[Stored records]
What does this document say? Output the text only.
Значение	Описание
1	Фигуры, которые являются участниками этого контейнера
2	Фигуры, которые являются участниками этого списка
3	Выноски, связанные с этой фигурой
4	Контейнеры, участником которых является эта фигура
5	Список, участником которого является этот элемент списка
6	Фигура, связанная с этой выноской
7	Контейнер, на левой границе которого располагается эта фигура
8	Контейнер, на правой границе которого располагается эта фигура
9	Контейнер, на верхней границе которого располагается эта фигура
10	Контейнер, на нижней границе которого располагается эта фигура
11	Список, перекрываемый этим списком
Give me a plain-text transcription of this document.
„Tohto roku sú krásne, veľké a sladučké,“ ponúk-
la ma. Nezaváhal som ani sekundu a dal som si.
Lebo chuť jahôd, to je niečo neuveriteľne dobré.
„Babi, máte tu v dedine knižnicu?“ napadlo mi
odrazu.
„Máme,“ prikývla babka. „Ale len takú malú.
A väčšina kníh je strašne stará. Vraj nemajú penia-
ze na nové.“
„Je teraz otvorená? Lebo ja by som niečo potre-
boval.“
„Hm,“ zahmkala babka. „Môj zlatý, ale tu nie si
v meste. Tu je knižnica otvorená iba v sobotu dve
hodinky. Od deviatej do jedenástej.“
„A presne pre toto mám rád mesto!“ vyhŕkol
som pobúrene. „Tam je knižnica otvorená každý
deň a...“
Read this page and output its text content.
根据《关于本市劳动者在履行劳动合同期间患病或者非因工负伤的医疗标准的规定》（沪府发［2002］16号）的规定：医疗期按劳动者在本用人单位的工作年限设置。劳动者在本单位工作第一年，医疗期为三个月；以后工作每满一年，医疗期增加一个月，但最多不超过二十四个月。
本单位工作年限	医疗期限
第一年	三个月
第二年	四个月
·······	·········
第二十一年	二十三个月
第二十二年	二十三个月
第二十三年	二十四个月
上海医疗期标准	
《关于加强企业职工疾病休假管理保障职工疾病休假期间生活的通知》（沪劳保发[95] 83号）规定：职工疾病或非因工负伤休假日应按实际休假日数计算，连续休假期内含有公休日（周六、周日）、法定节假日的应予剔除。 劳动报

(JOB): Return exactly, and only, the line containing "Read this page and output its text content." and every line after it through the end of the material.

(RESULT OF THE EXERCISE):
Read this page and output its text content.
根据《关于本市劳动者在履行劳动合同期间患病或者非因工负伤的医疗标准的规定》（沪府发［2002］16号）的规定：医疗期按劳动者在本用人单位的工作年限设置。劳动者在本单位工作第一年，医疗期为三个月；以后工作每满一年，医疗期增加一个月，但最多不超过二十四个月。
本单位工作年限	医疗期限
第一年	三个月
第二年	四个月
·······	·········
第二十一年	二十三个月
第二十二年	二十三个月
第二十三年	二十四个月
上海医疗期标准	
《关于加强企业职工疾病休假管理保障职工疾病休假期间生活的通知》（沪劳保发[95] 83号）规定：职工疾病或非因工负伤休假日应按实际休假日数计算，连续休假期内含有公休日（周六、周日）、法定节假日的应予剔除。 劳动报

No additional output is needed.